(THE REQUEST):
Select, from the data, each line where "TradingView" occurs.

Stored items
□ □ □

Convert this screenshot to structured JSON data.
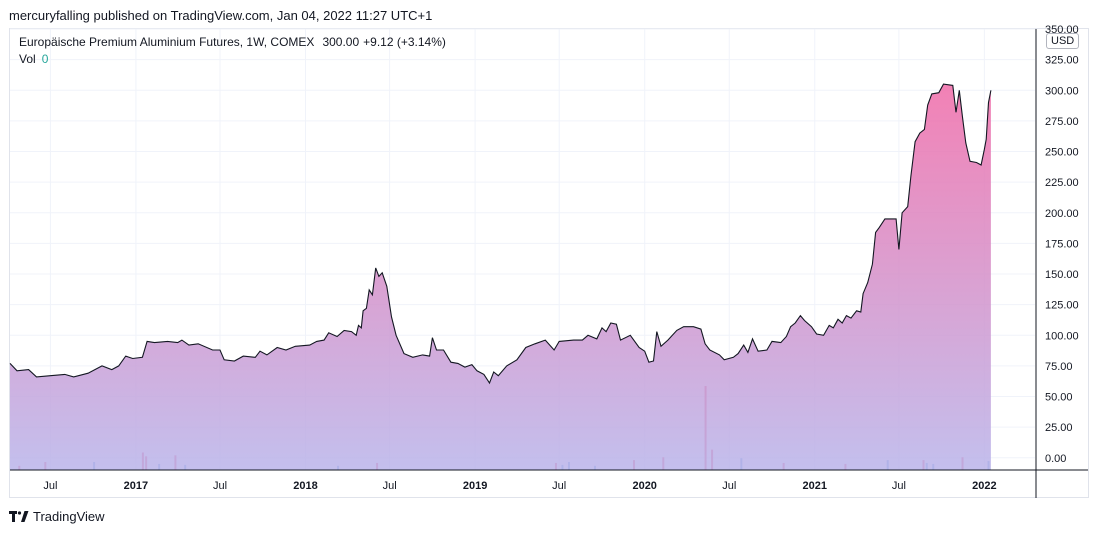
{
  "header": {
    "published": "mercuryfalling published on TradingView.com, Jan 04, 2022 11:27 UTC+1"
  },
  "legend": {
    "symbol": "Europäische Premium Aluminium Futures, 1W, COMEX",
    "last": "300.00",
    "change": "+9.12 (+3.14%)",
    "vol_label": "Vol",
    "vol_value": "0"
  },
  "currency": "USD",
  "footer": {
    "brand": "TradingView"
  },
  "colors": {
    "line": "#131722",
    "area_top": "#f06ba8",
    "area_bottom": "#b9b4ea",
    "grid": "#f0f3fa",
    "vol_up": "#7fb2e5",
    "vol_down": "#ef6b8a",
    "axis_text": "#131722"
  },
  "chart_data": {
    "type": "area",
    "ylim": [
      -10,
      350
    ],
    "y_ticks": [
      "350.00",
      "325.00",
      "300.00",
      "275.00",
      "250.00",
      "225.00",
      "200.00",
      "175.00",
      "150.00",
      "125.00",
      "100.00",
      "75.00",
      "50.00",
      "25.00",
      "0.00"
    ],
    "x_ticks": [
      {
        "label": "Jul",
        "x": "2016-07-01"
      },
      {
        "label": "2017",
        "x": "2017-01-01"
      },
      {
        "label": "Jul",
        "x": "2017-07-01"
      },
      {
        "label": "2018",
        "x": "2018-01-01"
      },
      {
        "label": "Jul",
        "x": "2018-07-01"
      },
      {
        "label": "2019",
        "x": "2019-01-01"
      },
      {
        "label": "Jul",
        "x": "2019-07-01"
      },
      {
        "label": "2020",
        "x": "2020-01-01"
      },
      {
        "label": "Jul",
        "x": "2020-07-01"
      },
      {
        "label": "2021",
        "x": "2021-01-01"
      },
      {
        "label": "Jul",
        "x": "2021-07-01"
      },
      {
        "label": "2022",
        "x": "2022-01-01"
      }
    ],
    "xlim": [
      "2016-04-05",
      "2022-04-20"
    ],
    "series": [
      {
        "points": [
          [
            "2016-04-05",
            77
          ],
          [
            "2016-04-20",
            71
          ],
          [
            "2016-05-15",
            72
          ],
          [
            "2016-06-01",
            66
          ],
          [
            "2016-07-01",
            67
          ],
          [
            "2016-08-01",
            68
          ],
          [
            "2016-08-20",
            66
          ],
          [
            "2016-09-20",
            69
          ],
          [
            "2016-10-20",
            75
          ],
          [
            "2016-11-10",
            72
          ],
          [
            "2016-11-25",
            75
          ],
          [
            "2016-12-10",
            83
          ],
          [
            "2016-12-25",
            81
          ],
          [
            "2017-01-15",
            82
          ],
          [
            "2017-01-25",
            95
          ],
          [
            "2017-02-10",
            94
          ],
          [
            "2017-03-10",
            95
          ],
          [
            "2017-04-01",
            94
          ],
          [
            "2017-04-10",
            96
          ],
          [
            "2017-04-25",
            92
          ],
          [
            "2017-05-15",
            93
          ],
          [
            "2017-06-15",
            88
          ],
          [
            "2017-07-01",
            88
          ],
          [
            "2017-07-10",
            80
          ],
          [
            "2017-08-01",
            79
          ],
          [
            "2017-08-20",
            83
          ],
          [
            "2017-09-15",
            82
          ],
          [
            "2017-09-25",
            87
          ],
          [
            "2017-10-10",
            84
          ],
          [
            "2017-11-01",
            90
          ],
          [
            "2017-11-20",
            88
          ],
          [
            "2017-12-10",
            91
          ],
          [
            "2018-01-10",
            92
          ],
          [
            "2018-01-25",
            95
          ],
          [
            "2018-02-10",
            96
          ],
          [
            "2018-02-20",
            102
          ],
          [
            "2018-03-10",
            99
          ],
          [
            "2018-03-25",
            104
          ],
          [
            "2018-04-10",
            103
          ],
          [
            "2018-04-20",
            100
          ],
          [
            "2018-04-25",
            108
          ],
          [
            "2018-05-01",
            106
          ],
          [
            "2018-05-05",
            120
          ],
          [
            "2018-05-12",
            122
          ],
          [
            "2018-05-18",
            137
          ],
          [
            "2018-05-25",
            133
          ],
          [
            "2018-06-01",
            155
          ],
          [
            "2018-06-08",
            148
          ],
          [
            "2018-06-15",
            151
          ],
          [
            "2018-06-25",
            140
          ],
          [
            "2018-07-05",
            115
          ],
          [
            "2018-07-15",
            100
          ],
          [
            "2018-08-01",
            85
          ],
          [
            "2018-08-20",
            82
          ],
          [
            "2018-09-10",
            84
          ],
          [
            "2018-09-25",
            83
          ],
          [
            "2018-10-01",
            98
          ],
          [
            "2018-10-10",
            88
          ],
          [
            "2018-10-25",
            88
          ],
          [
            "2018-11-10",
            78
          ],
          [
            "2018-11-25",
            77
          ],
          [
            "2018-12-10",
            74
          ],
          [
            "2018-12-25",
            76
          ],
          [
            "2019-01-05",
            71
          ],
          [
            "2019-01-20",
            68
          ],
          [
            "2019-02-01",
            61
          ],
          [
            "2019-02-10",
            70
          ],
          [
            "2019-02-20",
            67
          ],
          [
            "2019-03-10",
            75
          ],
          [
            "2019-04-01",
            80
          ],
          [
            "2019-04-20",
            90
          ],
          [
            "2019-05-10",
            93
          ],
          [
            "2019-06-01",
            96
          ],
          [
            "2019-06-20",
            88
          ],
          [
            "2019-07-01",
            95
          ],
          [
            "2019-08-01",
            96
          ],
          [
            "2019-08-20",
            96
          ],
          [
            "2019-09-01",
            100
          ],
          [
            "2019-09-20",
            97
          ],
          [
            "2019-10-01",
            106
          ],
          [
            "2019-10-10",
            103
          ],
          [
            "2019-10-20",
            110
          ],
          [
            "2019-11-01",
            109
          ],
          [
            "2019-11-10",
            96
          ],
          [
            "2019-12-01",
            100
          ],
          [
            "2019-12-20",
            90
          ],
          [
            "2020-01-01",
            87
          ],
          [
            "2020-01-10",
            78
          ],
          [
            "2020-01-20",
            79
          ],
          [
            "2020-01-27",
            103
          ],
          [
            "2020-02-05",
            91
          ],
          [
            "2020-02-20",
            96
          ],
          [
            "2020-03-10",
            104
          ],
          [
            "2020-03-25",
            107
          ],
          [
            "2020-04-15",
            107
          ],
          [
            "2020-05-01",
            105
          ],
          [
            "2020-05-10",
            93
          ],
          [
            "2020-05-20",
            88
          ],
          [
            "2020-06-10",
            84
          ],
          [
            "2020-06-20",
            80
          ],
          [
            "2020-07-10",
            82
          ],
          [
            "2020-07-20",
            85
          ],
          [
            "2020-08-01",
            92
          ],
          [
            "2020-08-10",
            86
          ],
          [
            "2020-08-20",
            97
          ],
          [
            "2020-09-01",
            87
          ],
          [
            "2020-09-20",
            88
          ],
          [
            "2020-10-01",
            95
          ],
          [
            "2020-10-20",
            94
          ],
          [
            "2020-11-01",
            99
          ],
          [
            "2020-11-10",
            107
          ],
          [
            "2020-11-20",
            110
          ],
          [
            "2020-12-01",
            116
          ],
          [
            "2020-12-10",
            112
          ],
          [
            "2020-12-25",
            107
          ],
          [
            "2021-01-05",
            101
          ],
          [
            "2021-01-20",
            100
          ],
          [
            "2021-02-01",
            108
          ],
          [
            "2021-02-10",
            106
          ],
          [
            "2021-02-20",
            113
          ],
          [
            "2021-03-01",
            110
          ],
          [
            "2021-03-10",
            116
          ],
          [
            "2021-03-20",
            114
          ],
          [
            "2021-04-01",
            120
          ],
          [
            "2021-04-10",
            119
          ],
          [
            "2021-04-15",
            134
          ],
          [
            "2021-04-25",
            143
          ],
          [
            "2021-05-05",
            158
          ],
          [
            "2021-05-12",
            184
          ],
          [
            "2021-05-20",
            188
          ],
          [
            "2021-06-01",
            195
          ],
          [
            "2021-06-25",
            195
          ],
          [
            "2021-07-01",
            170
          ],
          [
            "2021-07-08",
            200
          ],
          [
            "2021-07-20",
            205
          ],
          [
            "2021-07-27",
            230
          ],
          [
            "2021-08-05",
            258
          ],
          [
            "2021-08-15",
            265
          ],
          [
            "2021-08-25",
            268
          ],
          [
            "2021-09-01",
            288
          ],
          [
            "2021-09-10",
            297
          ],
          [
            "2021-09-25",
            298
          ],
          [
            "2021-10-05",
            305
          ],
          [
            "2021-10-25",
            304
          ],
          [
            "2021-11-01",
            282
          ],
          [
            "2021-11-08",
            300
          ],
          [
            "2021-11-15",
            278
          ],
          [
            "2021-11-22",
            257
          ],
          [
            "2021-12-01",
            242
          ],
          [
            "2021-12-15",
            241
          ],
          [
            "2021-12-25",
            239
          ],
          [
            "2022-01-01",
            252
          ],
          [
            "2022-01-05",
            260
          ],
          [
            "2022-01-10",
            290
          ],
          [
            "2022-01-15",
            300
          ]
        ]
      }
    ],
    "volume": {
      "up": [
        [
          "2016-10-03",
          5
        ],
        [
          "2017-02-20",
          3
        ],
        [
          "2017-04-17",
          2
        ],
        [
          "2018-03-12",
          1
        ],
        [
          "2019-07-08",
          2
        ],
        [
          "2019-07-22",
          5
        ],
        [
          "2019-09-16",
          1
        ],
        [
          "2020-07-27",
          9
        ],
        [
          "2021-06-07",
          7
        ],
        [
          "2021-08-30",
          4
        ],
        [
          "2021-09-13",
          3
        ],
        [
          "2022-01-10",
          6
        ]
      ],
      "down": [
        [
          "2016-04-25",
          1
        ],
        [
          "2016-06-20",
          5
        ],
        [
          "2017-01-16",
          15
        ],
        [
          "2017-01-23",
          11
        ],
        [
          "2017-03-27",
          12
        ],
        [
          "2018-06-04",
          4
        ],
        [
          "2019-06-24",
          4
        ],
        [
          "2019-12-09",
          7
        ],
        [
          "2020-02-10",
          10
        ],
        [
          "2020-05-11",
          85
        ],
        [
          "2020-05-25",
          18
        ],
        [
          "2020-10-26",
          4
        ],
        [
          "2021-03-08",
          3
        ],
        [
          "2021-08-23",
          7
        ],
        [
          "2021-11-15",
          10
        ]
      ]
    }
  }
}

□ □ □

(RESULT BELOW):
    "published": "mercuryfalling published on TradingView.com, Jan 04, 2022 11:27 UTC+1"
    "brand": "TradingView"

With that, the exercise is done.